Requirement: Please show each line in the rows below that contains the word "name", copied in full.

■ ■ ■ ■ ■ ■ ■

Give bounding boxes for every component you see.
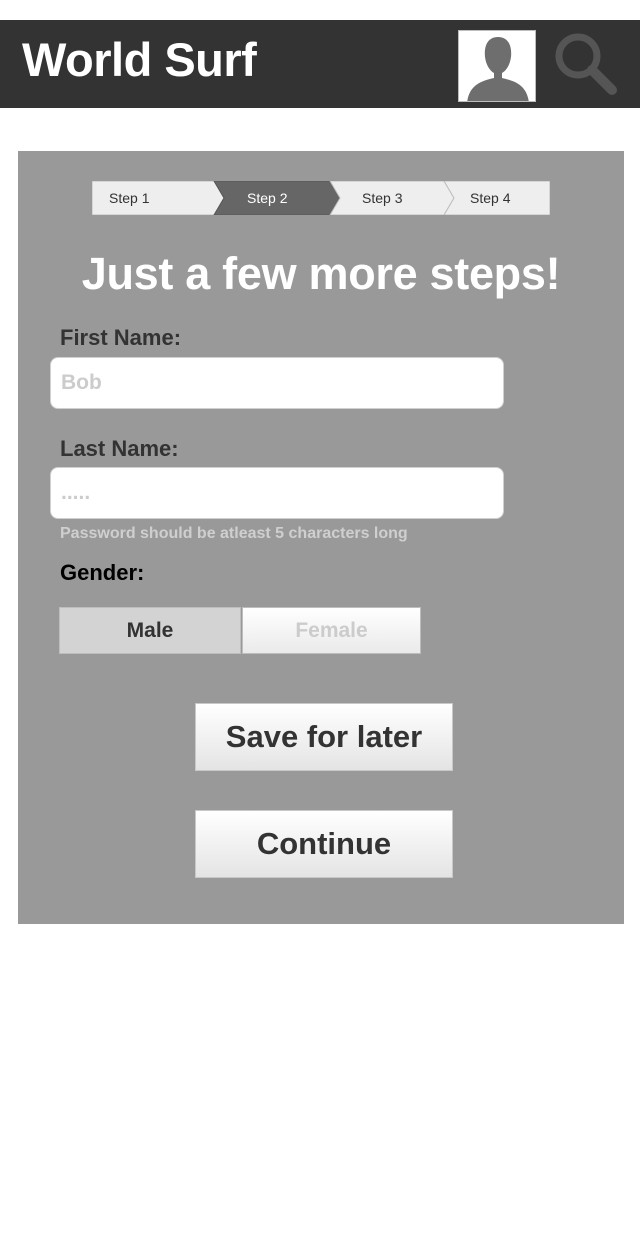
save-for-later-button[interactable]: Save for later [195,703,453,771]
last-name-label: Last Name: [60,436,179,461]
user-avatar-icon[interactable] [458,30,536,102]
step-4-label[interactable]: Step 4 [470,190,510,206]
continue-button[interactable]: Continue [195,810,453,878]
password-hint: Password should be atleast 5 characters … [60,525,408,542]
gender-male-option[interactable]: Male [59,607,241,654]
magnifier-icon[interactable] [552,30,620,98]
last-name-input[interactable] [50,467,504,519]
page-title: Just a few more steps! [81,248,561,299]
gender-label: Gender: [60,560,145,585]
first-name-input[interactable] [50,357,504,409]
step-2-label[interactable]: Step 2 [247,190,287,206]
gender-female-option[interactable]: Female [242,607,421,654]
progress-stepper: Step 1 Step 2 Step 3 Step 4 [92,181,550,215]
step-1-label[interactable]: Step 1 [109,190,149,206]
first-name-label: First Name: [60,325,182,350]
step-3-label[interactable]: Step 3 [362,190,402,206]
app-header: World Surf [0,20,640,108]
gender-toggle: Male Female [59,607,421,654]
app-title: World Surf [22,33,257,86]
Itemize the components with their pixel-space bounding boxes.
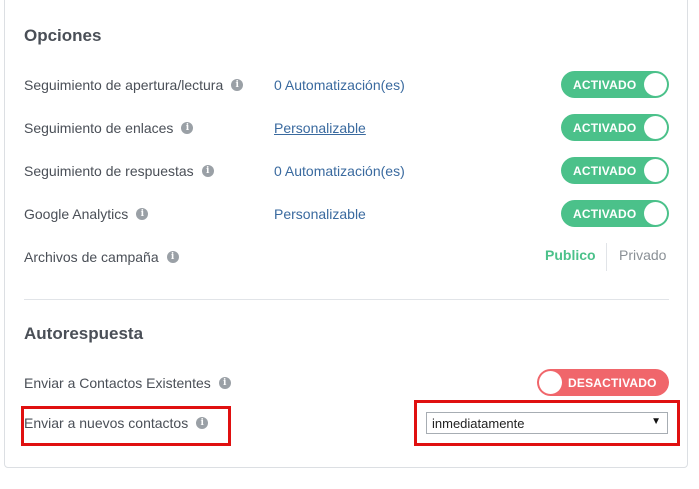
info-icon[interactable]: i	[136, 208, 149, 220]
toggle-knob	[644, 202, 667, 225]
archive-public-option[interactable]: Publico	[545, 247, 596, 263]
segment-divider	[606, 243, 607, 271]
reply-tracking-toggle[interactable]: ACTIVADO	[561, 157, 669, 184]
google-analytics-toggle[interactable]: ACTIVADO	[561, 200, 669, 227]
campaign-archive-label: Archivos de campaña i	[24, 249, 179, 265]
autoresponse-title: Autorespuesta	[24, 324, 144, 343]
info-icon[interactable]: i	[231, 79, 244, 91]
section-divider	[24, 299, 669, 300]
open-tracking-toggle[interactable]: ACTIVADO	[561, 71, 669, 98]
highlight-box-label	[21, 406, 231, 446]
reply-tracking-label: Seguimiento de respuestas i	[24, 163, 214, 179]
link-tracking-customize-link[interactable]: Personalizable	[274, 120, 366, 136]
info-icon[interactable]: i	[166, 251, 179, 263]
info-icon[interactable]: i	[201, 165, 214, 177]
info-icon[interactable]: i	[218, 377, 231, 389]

■ ■ ■ ■ ■ ■ ■

Result:
last-name-label: Last Name: [60,436,179,461]
last-name-input[interactable] [50,467,504,519]
first-name-input[interactable] [50,357,504,409]
first-name-label: First Name: [60,325,182,350]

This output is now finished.